RECORDS PROVIDED
╔══
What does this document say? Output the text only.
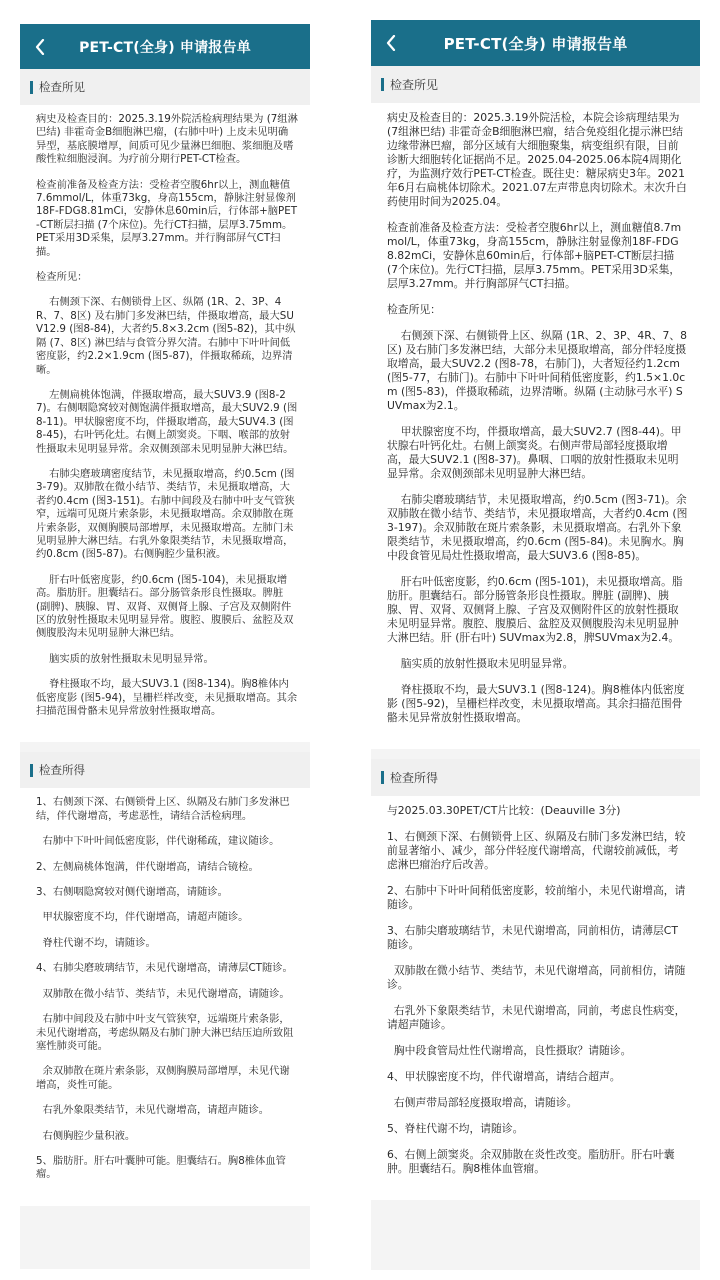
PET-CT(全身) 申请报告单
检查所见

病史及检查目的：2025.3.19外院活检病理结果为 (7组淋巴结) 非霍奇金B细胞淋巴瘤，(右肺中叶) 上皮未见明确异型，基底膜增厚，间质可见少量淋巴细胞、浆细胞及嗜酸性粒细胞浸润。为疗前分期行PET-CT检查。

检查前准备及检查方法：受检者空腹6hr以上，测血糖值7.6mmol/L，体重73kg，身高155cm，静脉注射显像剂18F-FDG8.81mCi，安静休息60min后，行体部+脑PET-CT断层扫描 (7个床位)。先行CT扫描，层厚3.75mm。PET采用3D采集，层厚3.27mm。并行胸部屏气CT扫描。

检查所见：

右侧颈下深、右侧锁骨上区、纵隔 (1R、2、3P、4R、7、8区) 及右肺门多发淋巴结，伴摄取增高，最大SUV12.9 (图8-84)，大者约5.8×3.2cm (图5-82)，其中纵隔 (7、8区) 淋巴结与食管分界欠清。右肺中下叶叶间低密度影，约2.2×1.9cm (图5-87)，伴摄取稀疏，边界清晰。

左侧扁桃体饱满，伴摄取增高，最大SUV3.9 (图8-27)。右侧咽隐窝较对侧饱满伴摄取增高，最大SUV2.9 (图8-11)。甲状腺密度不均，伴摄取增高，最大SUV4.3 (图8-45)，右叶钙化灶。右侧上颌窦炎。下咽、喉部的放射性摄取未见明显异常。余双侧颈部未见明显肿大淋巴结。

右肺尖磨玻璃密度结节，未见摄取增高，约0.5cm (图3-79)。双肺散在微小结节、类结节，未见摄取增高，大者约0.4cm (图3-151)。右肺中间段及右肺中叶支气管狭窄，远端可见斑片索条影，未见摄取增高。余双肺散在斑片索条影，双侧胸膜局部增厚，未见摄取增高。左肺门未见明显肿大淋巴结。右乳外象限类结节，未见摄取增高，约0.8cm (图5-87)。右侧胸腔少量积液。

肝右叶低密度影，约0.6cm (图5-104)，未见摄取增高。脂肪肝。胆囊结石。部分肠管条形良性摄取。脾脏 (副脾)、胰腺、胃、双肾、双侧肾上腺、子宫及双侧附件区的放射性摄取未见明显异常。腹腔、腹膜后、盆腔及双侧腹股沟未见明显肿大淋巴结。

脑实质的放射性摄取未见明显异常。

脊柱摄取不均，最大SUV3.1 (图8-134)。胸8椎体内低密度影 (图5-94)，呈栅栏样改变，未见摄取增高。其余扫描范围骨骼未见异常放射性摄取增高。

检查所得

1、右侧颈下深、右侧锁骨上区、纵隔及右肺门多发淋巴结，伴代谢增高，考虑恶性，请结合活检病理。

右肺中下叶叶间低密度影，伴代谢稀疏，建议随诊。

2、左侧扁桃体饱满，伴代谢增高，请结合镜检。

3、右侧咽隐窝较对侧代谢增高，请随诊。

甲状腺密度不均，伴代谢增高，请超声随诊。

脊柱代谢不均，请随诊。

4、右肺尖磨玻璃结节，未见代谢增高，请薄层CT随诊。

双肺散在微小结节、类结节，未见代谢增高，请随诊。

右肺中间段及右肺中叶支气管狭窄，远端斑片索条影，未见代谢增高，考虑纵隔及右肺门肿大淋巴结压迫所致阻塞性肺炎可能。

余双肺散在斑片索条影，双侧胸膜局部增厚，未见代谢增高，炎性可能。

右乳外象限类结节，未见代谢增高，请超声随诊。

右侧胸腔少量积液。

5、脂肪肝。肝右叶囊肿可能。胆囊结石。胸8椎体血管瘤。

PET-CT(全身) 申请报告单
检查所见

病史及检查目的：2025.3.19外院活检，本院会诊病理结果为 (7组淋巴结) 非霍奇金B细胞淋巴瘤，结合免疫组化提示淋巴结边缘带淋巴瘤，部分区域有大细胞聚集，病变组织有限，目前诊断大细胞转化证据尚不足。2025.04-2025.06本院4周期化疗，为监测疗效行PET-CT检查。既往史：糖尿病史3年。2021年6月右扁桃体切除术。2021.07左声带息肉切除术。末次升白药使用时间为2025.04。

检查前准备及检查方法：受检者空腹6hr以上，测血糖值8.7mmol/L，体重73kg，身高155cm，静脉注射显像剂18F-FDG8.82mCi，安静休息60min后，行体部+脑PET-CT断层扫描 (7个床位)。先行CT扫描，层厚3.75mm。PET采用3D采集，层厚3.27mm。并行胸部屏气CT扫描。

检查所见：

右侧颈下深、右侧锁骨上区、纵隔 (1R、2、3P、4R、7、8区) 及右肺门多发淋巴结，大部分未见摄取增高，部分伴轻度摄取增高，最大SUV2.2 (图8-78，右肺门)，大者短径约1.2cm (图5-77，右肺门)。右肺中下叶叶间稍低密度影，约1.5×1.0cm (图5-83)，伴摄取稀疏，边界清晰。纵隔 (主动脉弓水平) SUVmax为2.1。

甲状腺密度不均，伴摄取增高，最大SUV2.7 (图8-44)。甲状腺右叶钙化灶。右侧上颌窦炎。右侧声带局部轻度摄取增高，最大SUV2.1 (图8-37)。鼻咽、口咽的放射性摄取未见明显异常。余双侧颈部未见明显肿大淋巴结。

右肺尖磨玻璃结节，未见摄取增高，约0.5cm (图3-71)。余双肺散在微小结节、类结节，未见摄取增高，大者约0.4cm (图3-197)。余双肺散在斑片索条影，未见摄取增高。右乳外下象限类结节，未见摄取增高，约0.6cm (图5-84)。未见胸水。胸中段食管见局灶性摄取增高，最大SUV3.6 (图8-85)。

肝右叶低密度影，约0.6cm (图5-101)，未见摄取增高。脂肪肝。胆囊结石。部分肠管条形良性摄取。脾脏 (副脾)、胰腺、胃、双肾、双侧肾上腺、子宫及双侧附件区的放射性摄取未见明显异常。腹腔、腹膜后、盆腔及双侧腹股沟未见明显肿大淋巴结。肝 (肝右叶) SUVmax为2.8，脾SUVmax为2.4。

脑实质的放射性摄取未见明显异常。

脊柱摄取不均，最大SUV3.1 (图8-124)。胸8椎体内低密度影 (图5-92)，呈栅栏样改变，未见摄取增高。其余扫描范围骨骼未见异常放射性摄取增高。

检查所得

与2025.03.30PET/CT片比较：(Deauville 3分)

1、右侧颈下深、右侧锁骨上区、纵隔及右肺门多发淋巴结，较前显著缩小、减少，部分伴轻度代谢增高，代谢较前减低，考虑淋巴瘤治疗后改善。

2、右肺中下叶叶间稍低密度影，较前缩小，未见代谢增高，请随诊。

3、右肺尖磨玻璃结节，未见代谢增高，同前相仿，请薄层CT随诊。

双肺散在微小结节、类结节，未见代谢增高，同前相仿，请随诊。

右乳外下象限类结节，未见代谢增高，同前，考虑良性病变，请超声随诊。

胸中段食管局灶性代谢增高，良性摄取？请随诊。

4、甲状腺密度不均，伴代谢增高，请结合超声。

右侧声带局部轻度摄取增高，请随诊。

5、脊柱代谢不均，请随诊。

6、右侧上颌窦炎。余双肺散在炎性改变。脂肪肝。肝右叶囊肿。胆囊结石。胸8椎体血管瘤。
╚══
WHAT YOU ARE ASKED TO DO
Locate the word "余双侧颈部未见明显肿大淋巴结" in the records and collect each line it appears in.

COMPLETED TASK
左侧扁桃体饱满，伴摄取增高，最大SUV3.9 (图8-27)。右侧咽隐窝较对侧饱满伴摄取增高，最大SUV2.9 (图8-11)。甲状腺密度不均，伴摄取增高，最大SUV4.3 (图8-45)，右叶钙化灶。右侧上颌窦炎。下咽、喉部的放射性摄取未见明显异常。余双侧颈部未见明显肿大淋巴结。
甲状腺密度不均，伴摄取增高，最大SUV2.7 (图8-44)。甲状腺右叶钙化灶。右侧上颌窦炎。右侧声带局部轻度摄取增高，最大SUV2.1 (图8-37)。鼻咽、口咽的放射性摄取未见明显异常。余双侧颈部未见明显肿大淋巴结。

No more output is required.